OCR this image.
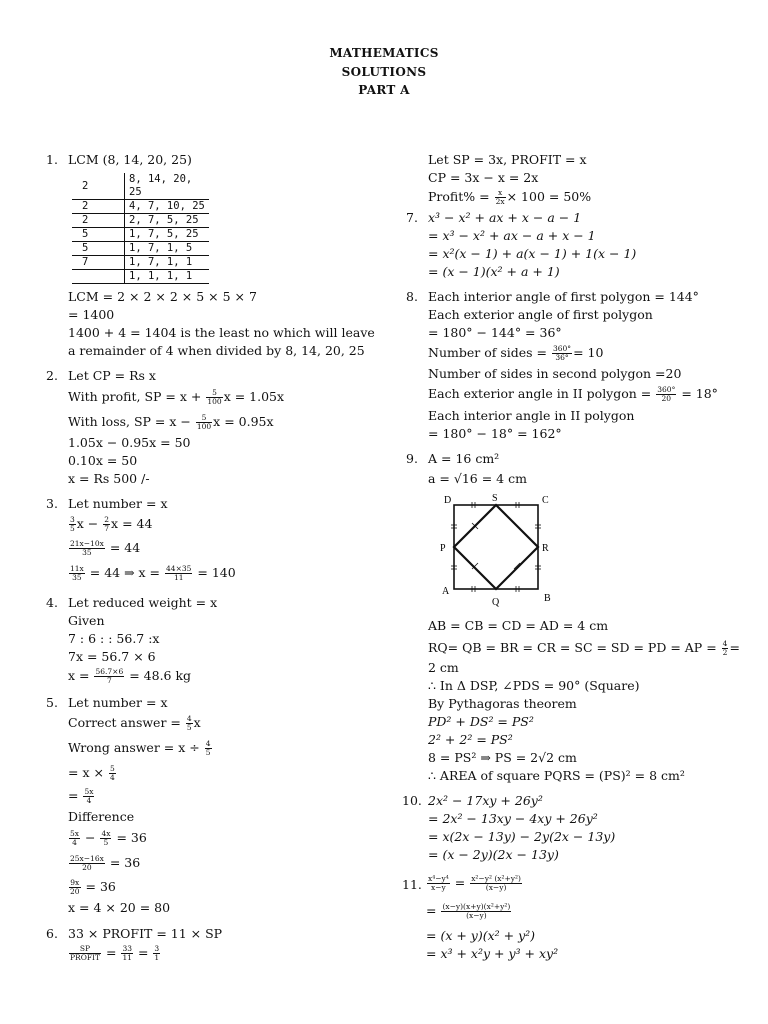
MATHEMATICS
SOLUTIONS
PART A
1. LCM (8, 14, 20, 25)
2	8, 14, 20, 25
2	4, 7, 10, 25
2	2, 7, 5, 25
5	1, 7, 5, 25
5	1, 7, 1, 5
7	1, 7, 1, 1
	1, 1, 1, 1
LCM = 2 × 2 × 2 × 5 × 5 × 7
= 1400
1400 + 4 = 1404 is the least no which will leave
a remainder of 4 when divided by 8, 14, 20, 25
2. Let CP = Rs x
With profit, SP = $x + \frac{5}{100}$ x = 1.05x
With loss, SP = $x - \frac{5}{100}$ x = 0.95x
1.05x − 0.95x = 50
0.10x = 50
x = Rs 500 /-
3. Let number = x
$\frac{3}{5}$ $x - \frac{2}{7}$ x = 44
$\frac{21x-10x}{35} = 44$
$\frac{11x}{35} = 44$ ⇒ $x = \frac{44\times 35}{11} = 140$
4. Let reduced weight = x
Given
7 : 6 : : 56.7 :x
7x = 56.7 × 6
$x = \frac{56.7\times 6}{7} = 48.6$ kg
5. Let number = x
Correct answer = $\frac{4}{5}$ x
Wrong answer = $x \div \frac{4}{5}$
= $x \times \frac{5}{4}$
= $\frac{5x}{4}$
Difference
$\frac{5x}{4} - \frac{4x}{5} = 36$
$\frac{25x-16x}{20} = 36$
$\frac{9x}{20} = 36$
x = 4 × 20 = 80
6. 33 × PROFIT = 11 × SP
$\frac{SP}{\text{PROFIT}} = \frac{33}{11} = \frac{3}{1}$
Let SP = 3x, PROFIT = x
CP = 3x − x = 2x
Profit% = $\frac{x}{2x} \times 100 = 50\%$
7. x³ − x² + ax + x − a − 1
= x³ − x² + ax − a + x − 1
= x²(x − 1) + a(x − 1) + 1(x − 1)
= (x − 1)(x² + a + 1)
8. Each interior angle of first polygon = 144°
Each exterior angle of first polygon
= 180° − 144° = 36°
Number of sides = $\frac{360^\circ}{36^\circ} = 10$
Number of sides in second polygon =20
Each exterior angle in II polygon = $\frac{360^\circ}{20} = 18^\circ$
Each interior angle in II polygon
= 180° − 18° = 162°
9. A = 16 cm²
a = √16 = 4 cm
D	S	C
P	R
A
Q	B
AB = CB = CD = AD = 4 cm
RQ= QB = BR = CR = SC = SD = PD = AP = $\frac{4}{2}$ =
2 cm
∴ In Δ DSP, ∠PDS = 90° (Square)
By Pythagoras theorem
PD² + DS² = PS²
2² + 2² = PS²
8 = PS² ⇒ PS = 2√2 cm
∴ AREA of square PQRS = (PS)² = 8 cm²
10. 2x² − 17xy + 26y²
= 2x² − 13xy − 4xy + 26y²
= x(2x − 13y) − 2y(2x − 13y)
= (x − 2y)(2x − 13y)
11. $\frac{\text{x⁴−y⁴}}{x-y} = \frac{\text{x²−y² (x²+y²)}}{(x-y)}$
= $\frac{\text{(x−y)(x+y)(x²+y²)}}{(x-y)}$
= (x + y)(x² + y²)
= x³ + x²y + y³ + xy²
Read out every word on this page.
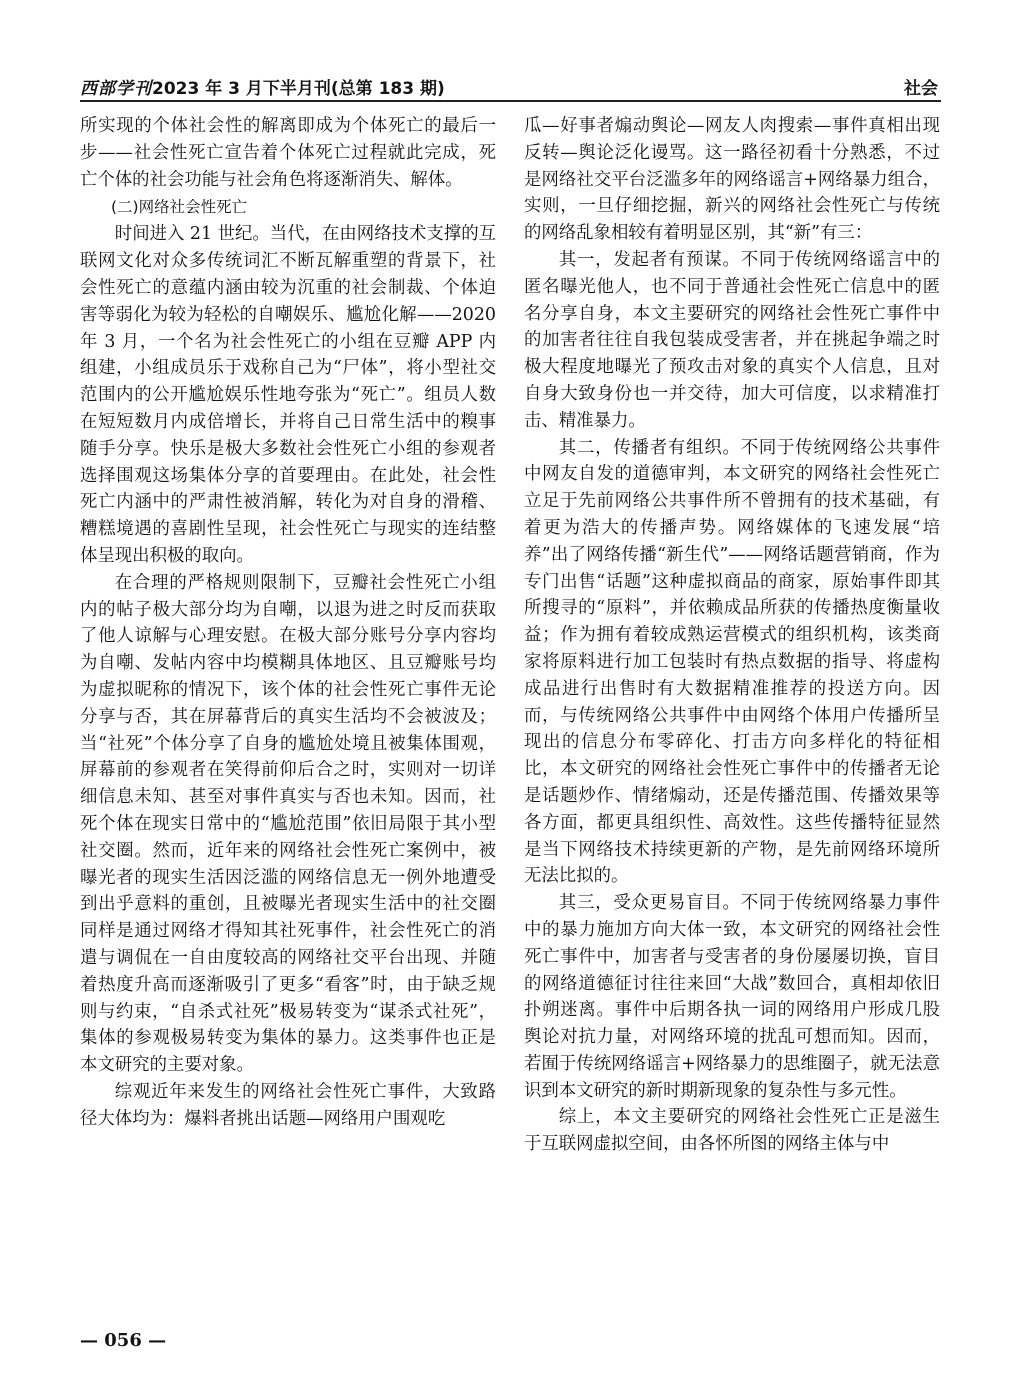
西部学刊2023 年 3 月下半月刊(总第 183 期)	社会

所实现的个体社会性的解离即成为个体死亡的最后一步——社会性死亡宣告着个体死亡过程就此完成，死亡个体的社会功能与社会角色将逐渐消失、解体。

(二)网络社会性死亡

时间进入 21 世纪。当代，在由网络技术支撑的互联网文化对众多传统词汇不断瓦解重塑的背景下，社会性死亡的意蕴内涵由较为沉重的社会制裁、个体迫害等弱化为较为轻松的自嘲娱乐、尴尬化解——2020 年 3 月，一个名为社会性死亡的小组在豆瓣 APP 内组建，小组成员乐于戏称自己为“尸体”，将小型社交范围内的公开尴尬娱乐性地夸张为“死亡”。组员人数在短短数月内成倍增长，并将自己日常生活中的糗事随手分享。快乐是极大多数社会性死亡小组的参观者选择围观这场集体分享的首要理由。在此处，社会性死亡内涵中的严肃性被消解，转化为对自身的滑稽、糟糕境遇的喜剧性呈现，社会性死亡与现实的连结整体呈现出积极的取向。

在合理的严格规则限制下，豆瓣社会性死亡小组内的帖子极大部分均为自嘲，以退为进之时反而获取了他人谅解与心理安慰。在极大部分账号分享内容均为自嘲、发帖内容中均模糊具体地区、且豆瓣账号均为虚拟昵称的情况下，该个体的社会性死亡事件无论分享与否，其在屏幕背后的真实生活均不会被波及；当“社死”个体分享了自身的尴尬处境且被集体围观，屏幕前的参观者在笑得前仰后合之时，实则对一切详细信息未知、甚至对事件真实与否也未知。因而，社死个体在现实日常中的“尴尬范围”依旧局限于其小型社交圈。然而，近年来的网络社会性死亡案例中，被曝光者的现实生活因泛滥的网络信息无一例外地遭受到出乎意料的重创，且被曝光者现实生活中的社交圈同样是通过网络才得知其社死事件，社会性死亡的消遣与调侃在一自由度较高的网络社交平台出现、并随着热度升高而逐渐吸引了更多“看客”时，由于缺乏规则与约束，“自杀式社死”极易转变为“谋杀式社死”，集体的参观极易转变为集体的暴力。这类事件也正是本文研究的主要对象。

综观近年来发生的网络社会性死亡事件，大致路径大体均为：爆料者挑出话题—网络用户围观吃

瓜—好事者煽动舆论—网友人肉搜索—事件真相出现反转—舆论泛化谩骂。这一路径初看十分熟悉，不过是网络社交平台泛滥多年的网络谣言+网络暴力组合，实则，一旦仔细挖掘，新兴的网络社会性死亡与传统的网络乱象相较有着明显区别，其“新”有三：

其一，发起者有预谋。不同于传统网络谣言中的匿名曝光他人，也不同于普通社会性死亡信息中的匿名分享自身，本文主要研究的网络社会性死亡事件中的加害者往往自我包装成受害者，并在挑起争端之时极大程度地曝光了预攻击对象的真实个人信息，且对自身大致身份也一并交待，加大可信度，以求精准打击、精准暴力。

其二，传播者有组织。不同于传统网络公共事件中网友自发的道德审判，本文研究的网络社会性死亡立足于先前网络公共事件所不曾拥有的技术基础，有着更为浩大的传播声势。网络媒体的飞速发展“培养”出了网络传播“新生代”——网络话题营销商，作为专门出售“话题”这种虚拟商品的商家，原始事件即其所搜寻的“原料”，并依赖成品所获的传播热度衡量收益；作为拥有着较成熟运营模式的组织机构，该类商家将原料进行加工包装时有热点数据的指导、将虚构成品进行出售时有大数据精准推荐的投送方向。因而，与传统网络公共事件中由网络个体用户传播所呈现出的信息分布零碎化、打击方向多样化的特征相比，本文研究的网络社会性死亡事件中的传播者无论是话题炒作、情绪煽动，还是传播范围、传播效果等各方面，都更具组织性、高效性。这些传播特征显然是当下网络技术持续更新的产物，是先前网络环境所无法比拟的。

其三，受众更易盲目。不同于传统网络暴力事件中的暴力施加方向大体一致，本文研究的网络社会性死亡事件中，加害者与受害者的身份屡屡切换，盲目的网络道德征讨往往来回“大战”数回合，真相却依旧扑朔迷离。事件中后期各执一词的网络用户形成几股舆论对抗力量，对网络环境的扰乱可想而知。因而，若囿于传统网络谣言+网络暴力的思维圈子，就无法意识到本文研究的新时期新现象的复杂性与多元性。

综上，本文主要研究的网络社会性死亡正是滋生于互联网虚拟空间，由各怀所图的网络主体与中

— 056 —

::::::::::

## Task statement:
Every line from the one containing "Read out every word on this page." through the end of the data above should be copied exactly; nothing else is copied, and pictures are omitted.

## Task output:
Read out every word on this page.
西部学刊2023 年 3 月下半月刊(总第 183 期)	社会

所实现的个体社会性的解离即成为个体死亡的最后一步——社会性死亡宣告着个体死亡过程就此完成，死亡个体的社会功能与社会角色将逐渐消失、解体。

(二)网络社会性死亡

时间进入 21 世纪。当代，在由网络技术支撑的互联网文化对众多传统词汇不断瓦解重塑的背景下，社会性死亡的意蕴内涵由较为沉重的社会制裁、个体迫害等弱化为较为轻松的自嘲娱乐、尴尬化解——2020 年 3 月，一个名为社会性死亡的小组在豆瓣 APP 内组建，小组成员乐于戏称自己为“尸体”，将小型社交范围内的公开尴尬娱乐性地夸张为“死亡”。组员人数在短短数月内成倍增长，并将自己日常生活中的糗事随手分享。快乐是极大多数社会性死亡小组的参观者选择围观这场集体分享的首要理由。在此处，社会性死亡内涵中的严肃性被消解，转化为对自身的滑稽、糟糕境遇的喜剧性呈现，社会性死亡与现实的连结整体呈现出积极的取向。

在合理的严格规则限制下，豆瓣社会性死亡小组内的帖子极大部分均为自嘲，以退为进之时反而获取了他人谅解与心理安慰。在极大部分账号分享内容均为自嘲、发帖内容中均模糊具体地区、且豆瓣账号均为虚拟昵称的情况下，该个体的社会性死亡事件无论分享与否，其在屏幕背后的真实生活均不会被波及；当“社死”个体分享了自身的尴尬处境且被集体围观，屏幕前的参观者在笑得前仰后合之时，实则对一切详细信息未知、甚至对事件真实与否也未知。因而，社死个体在现实日常中的“尴尬范围”依旧局限于其小型社交圈。然而，近年来的网络社会性死亡案例中，被曝光者的现实生活因泛滥的网络信息无一例外地遭受到出乎意料的重创，且被曝光者现实生活中的社交圈同样是通过网络才得知其社死事件，社会性死亡的消遣与调侃在一自由度较高的网络社交平台出现、并随着热度升高而逐渐吸引了更多“看客”时，由于缺乏规则与约束，“自杀式社死”极易转变为“谋杀式社死”，集体的参观极易转变为集体的暴力。这类事件也正是本文研究的主要对象。

综观近年来发生的网络社会性死亡事件，大致路径大体均为：爆料者挑出话题—网络用户围观吃

瓜—好事者煽动舆论—网友人肉搜索—事件真相出现反转—舆论泛化谩骂。这一路径初看十分熟悉，不过是网络社交平台泛滥多年的网络谣言+网络暴力组合，实则，一旦仔细挖掘，新兴的网络社会性死亡与传统的网络乱象相较有着明显区别，其“新”有三：

其一，发起者有预谋。不同于传统网络谣言中的匿名曝光他人，也不同于普通社会性死亡信息中的匿名分享自身，本文主要研究的网络社会性死亡事件中的加害者往往自我包装成受害者，并在挑起争端之时极大程度地曝光了预攻击对象的真实个人信息，且对自身大致身份也一并交待，加大可信度，以求精准打击、精准暴力。

其二，传播者有组织。不同于传统网络公共事件中网友自发的道德审判，本文研究的网络社会性死亡立足于先前网络公共事件所不曾拥有的技术基础，有着更为浩大的传播声势。网络媒体的飞速发展“培养”出了网络传播“新生代”——网络话题营销商，作为专门出售“话题”这种虚拟商品的商家，原始事件即其所搜寻的“原料”，并依赖成品所获的传播热度衡量收益；作为拥有着较成熟运营模式的组织机构，该类商家将原料进行加工包装时有热点数据的指导、将虚构成品进行出售时有大数据精准推荐的投送方向。因而，与传统网络公共事件中由网络个体用户传播所呈现出的信息分布零碎化、打击方向多样化的特征相比，本文研究的网络社会性死亡事件中的传播者无论是话题炒作、情绪煽动，还是传播范围、传播效果等各方面，都更具组织性、高效性。这些传播特征显然是当下网络技术持续更新的产物，是先前网络环境所无法比拟的。

其三，受众更易盲目。不同于传统网络暴力事件中的暴力施加方向大体一致，本文研究的网络社会性死亡事件中，加害者与受害者的身份屡屡切换，盲目的网络道德征讨往往来回“大战”数回合，真相却依旧扑朔迷离。事件中后期各执一词的网络用户形成几股舆论对抗力量，对网络环境的扰乱可想而知。因而，若囿于传统网络谣言+网络暴力的思维圈子，就无法意识到本文研究的新时期新现象的复杂性与多元性。

综上，本文主要研究的网络社会性死亡正是滋生于互联网虚拟空间，由各怀所图的网络主体与中

— 056 —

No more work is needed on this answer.